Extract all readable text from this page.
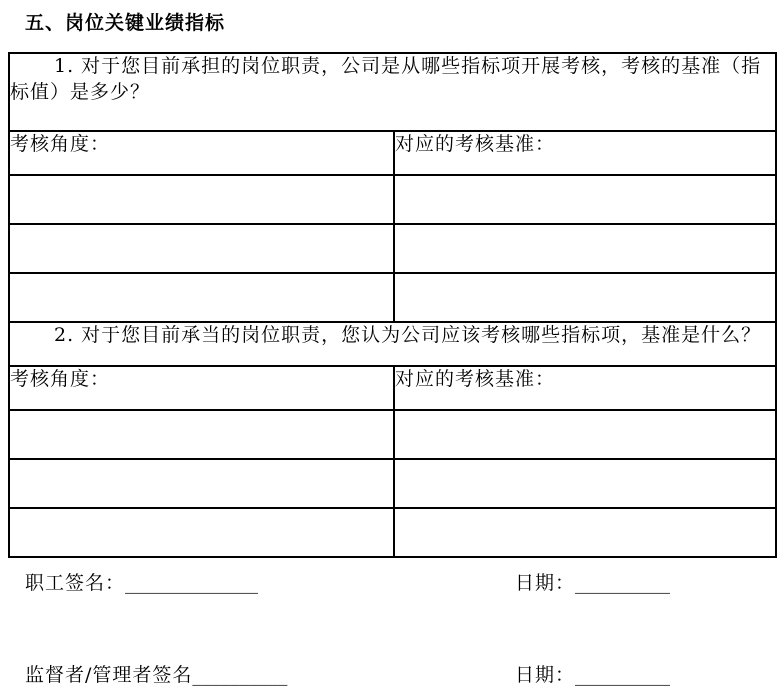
五、岗位关键业绩指标
1. 对于您目前承担的岗位职责，公司是从哪些指标项开展考核，考核的基准（指标值）是多少？	
考核角度：	对应的考核基准：

2. 对于您目前承当的岗位职责，您认为公司应该考核哪些指标项，基准是什么？	
考核角度：	对应的考核基准：

职工签名：______________	日期：__________
监督者/管理者签名__________	日期：__________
_____
**Task to carry out**
All entries are to be retyped exactly. Omit any embedded images.

**Reply**
Extract all readable text from this page.
五、岗位关键业绩指标
1. 对于您目前承担的岗位职责，公司是从哪些指标项开展考核，考核的基准（指标值）是多少？	
考核角度：	对应的考核基准：

2. 对于您目前承当的岗位职责，您认为公司应该考核哪些指标项，基准是什么？	
考核角度：	对应的考核基准：

职工签名：______________	日期：__________
监督者/管理者签名__________	日期：__________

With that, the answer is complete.